DATASET:
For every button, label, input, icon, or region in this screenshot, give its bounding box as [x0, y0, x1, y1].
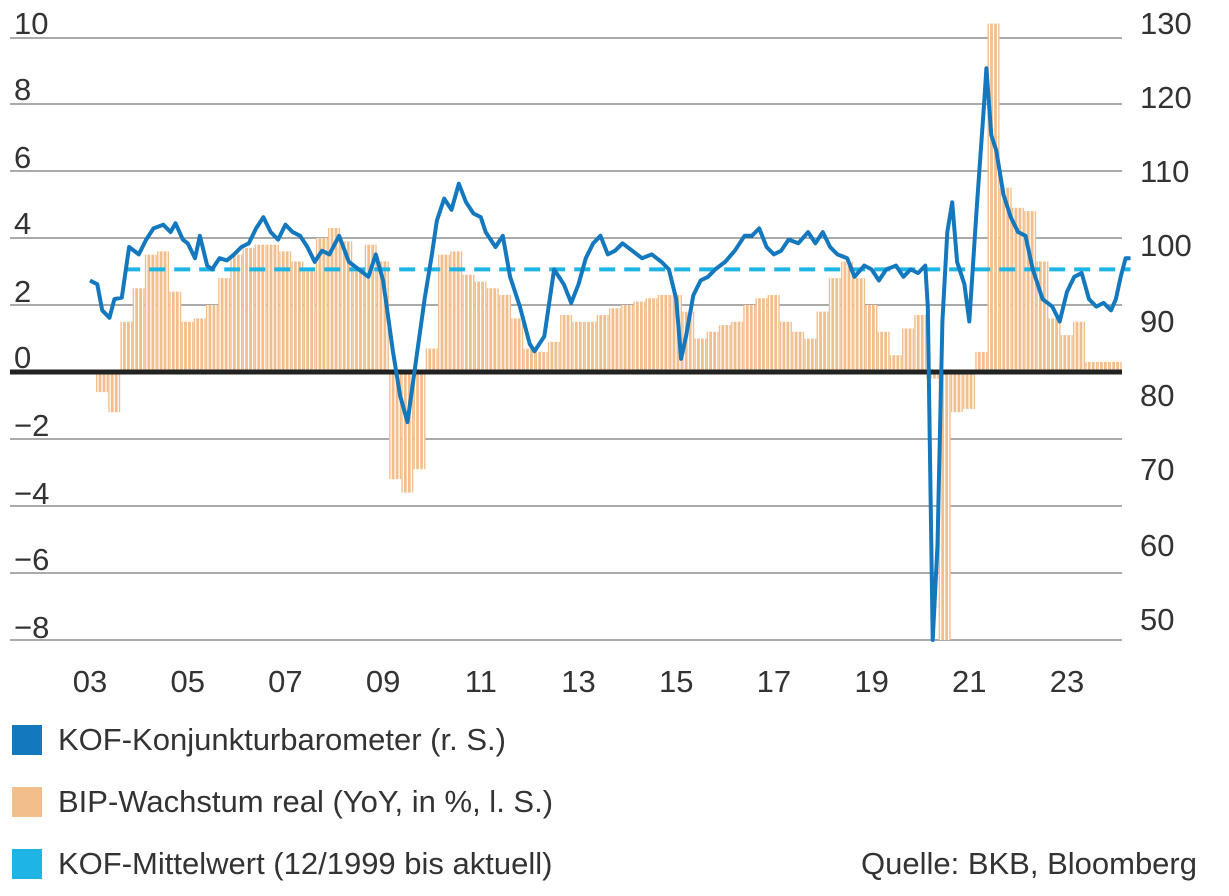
x-tick-label: 11	[465, 664, 497, 699]
x-tick-label: 23	[1050, 664, 1084, 699]
legend-label-kof: KOF-Konjunkturbarometer (r. S.)	[58, 722, 506, 757]
right-tick-label: 70	[1140, 452, 1174, 487]
left-tick-label: −4	[14, 476, 49, 511]
left-tick-label: 4	[14, 206, 31, 241]
right-tick-label: 100	[1140, 228, 1192, 263]
legend-item-mean: KOF-Mittelwert (12/1999 bis aktuell)	[12, 846, 552, 882]
left-tick-label: 10	[14, 6, 48, 41]
x-tick-label: 15	[659, 664, 693, 699]
left-tick-label: 8	[14, 72, 31, 107]
x-tick-label: 03	[73, 664, 107, 699]
right-tick-label: 80	[1140, 378, 1174, 413]
left-tick-label: 6	[14, 140, 31, 175]
x-tick-label: 07	[268, 664, 302, 699]
left-tick-label: −6	[14, 542, 49, 577]
legend-item-kof: KOF-Konjunkturbarometer (r. S.)	[12, 722, 506, 758]
source-note: Quelle: BKB, Bloomberg	[860, 846, 1197, 881]
left-tick-label: −8	[14, 610, 49, 645]
x-tick-label: 13	[561, 664, 595, 699]
x-tick-label: 21	[952, 664, 986, 699]
x-tick-label: 09	[366, 664, 400, 699]
right-tick-label: 60	[1140, 528, 1174, 563]
left-axis-ticks: 10 8 6 4 2 0 −2 −4 −6 −8	[14, 6, 49, 645]
right-tick-label: 120	[1140, 80, 1192, 115]
left-tick-label: 0	[14, 340, 31, 375]
gdp-bars	[96, 23, 1122, 640]
kof-barometer-line	[89, 66, 1131, 642]
x-tick-label: 05	[170, 664, 204, 699]
right-tick-label: 50	[1140, 602, 1174, 637]
x-axis-ticks: 03 05 07 09 11 13 15 17 19 21 23	[73, 664, 1084, 699]
legend-label-gdp: BIP-Wachstum real (YoY, in %, l. S.)	[58, 784, 554, 819]
gridlines	[10, 37, 1122, 641]
right-tick-label: 90	[1140, 304, 1174, 339]
right-tick-label: 110	[1140, 154, 1189, 189]
chart: 10 8 6 4 2 0 −2 −4 −6 −8 130 120 110 100 90 80 70 60 50 0…	[10, 6, 1192, 699]
right-tick-label: 130	[1140, 6, 1192, 41]
left-tick-label: −2	[14, 408, 49, 443]
left-tick-label: 2	[14, 274, 31, 309]
legend-label-mean: KOF-Mittelwert (12/1999 bis aktuell)	[58, 846, 553, 881]
legend-swatch-kof	[12, 725, 42, 755]
legend-item-gdp: BIP-Wachstum real (YoY, in %, l. S.)	[12, 784, 553, 820]
legend-swatch-gdp	[12, 787, 42, 817]
legend-swatch-mean	[12, 849, 42, 879]
x-tick-label: 17	[757, 664, 791, 699]
x-tick-label: 19	[854, 664, 888, 699]
right-axis-ticks: 130 120 110 100 90 80 70 60 50	[1140, 6, 1192, 637]
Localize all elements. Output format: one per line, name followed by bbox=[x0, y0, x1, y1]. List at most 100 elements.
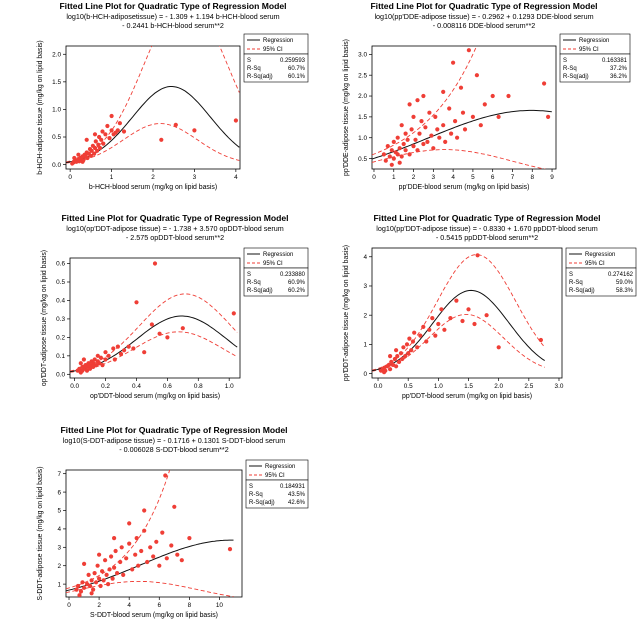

TASK DETAILS: Copy the material above word for word, leaving out the pictures.

WORKED SOLUTION:
For every button, label, input, icon, or region in this screenshot, give its bounding box as [x0, y0, x1, y1].
x-tick-label: 11	[465, 664, 497, 699]
x-tick-label: 23	[1050, 664, 1084, 699]
legend-label-kof: KOF-Konjunkturbarometer (r. S.)	[58, 722, 506, 757]
right-tick-label: 70	[1140, 452, 1174, 487]
left-tick-label: −4	[14, 476, 49, 511]
left-tick-label: 4	[14, 206, 31, 241]
right-tick-label: 100	[1140, 228, 1192, 263]
legend-item-mean: KOF-Mittelwert (12/1999 bis aktuell)	[12, 846, 552, 882]
left-tick-label: 10	[14, 6, 48, 41]
x-tick-label: 15	[659, 664, 693, 699]
left-tick-label: 8	[14, 72, 31, 107]
x-tick-label: 03	[73, 664, 107, 699]
right-tick-label: 80	[1140, 378, 1174, 413]
left-tick-label: 6	[14, 140, 31, 175]
x-tick-label: 07	[268, 664, 302, 699]
left-tick-label: −6	[14, 542, 49, 577]
legend-item-kof: KOF-Konjunkturbarometer (r. S.)	[12, 722, 506, 758]
source-note: Quelle: BKB, Bloomberg	[860, 846, 1197, 881]
left-tick-label: −8	[14, 610, 49, 645]
x-tick-label: 13	[561, 664, 595, 699]
x-tick-label: 21	[952, 664, 986, 699]
x-tick-label: 09	[366, 664, 400, 699]
right-tick-label: 60	[1140, 528, 1174, 563]
left-axis-ticks: 10 8 6 4 2 0 −2 −4 −6 −8	[14, 6, 49, 645]
right-tick-label: 120	[1140, 80, 1192, 115]
left-tick-label: 0	[14, 340, 31, 375]
gdp-bars	[96, 23, 1122, 640]
kof-barometer-line	[89, 66, 1131, 642]
x-tick-label: 05	[170, 664, 204, 699]
right-tick-label: 50	[1140, 602, 1174, 637]
x-axis-ticks: 03 05 07 09 11 13 15 17 19 21 23	[73, 664, 1084, 699]
legend-label-gdp: BIP-Wachstum real (YoY, in %, l. S.)	[58, 784, 554, 819]
gridlines	[10, 37, 1122, 641]
right-tick-label: 90	[1140, 304, 1174, 339]
right-tick-label: 110	[1140, 154, 1189, 189]
chart: 10 8 6 4 2 0 −2 −4 −6 −8 130 120 110 100 90 80 70 60 50 0…	[10, 6, 1192, 699]
right-tick-label: 130	[1140, 6, 1192, 41]
left-tick-label: −2	[14, 408, 49, 443]
left-tick-label: 2	[14, 274, 31, 309]
legend-label-mean: KOF-Mittelwert (12/1999 bis aktuell)	[58, 846, 553, 881]
legend-swatch-kof	[12, 725, 42, 755]
legend-item-gdp: BIP-Wachstum real (YoY, in %, l. S.)	[12, 784, 553, 820]
legend-swatch-gdp	[12, 787, 42, 817]
legend-swatch-mean	[12, 849, 42, 879]
x-tick-label: 17	[757, 664, 791, 699]
x-tick-label: 19	[854, 664, 888, 699]
right-axis-ticks: 130 120 110 100 90 80 70 60 50	[1140, 6, 1192, 637]
Localize all elements. Output format: one per line, name followed by bbox=[x0, y0, x1, y1]. List at most 100 elements.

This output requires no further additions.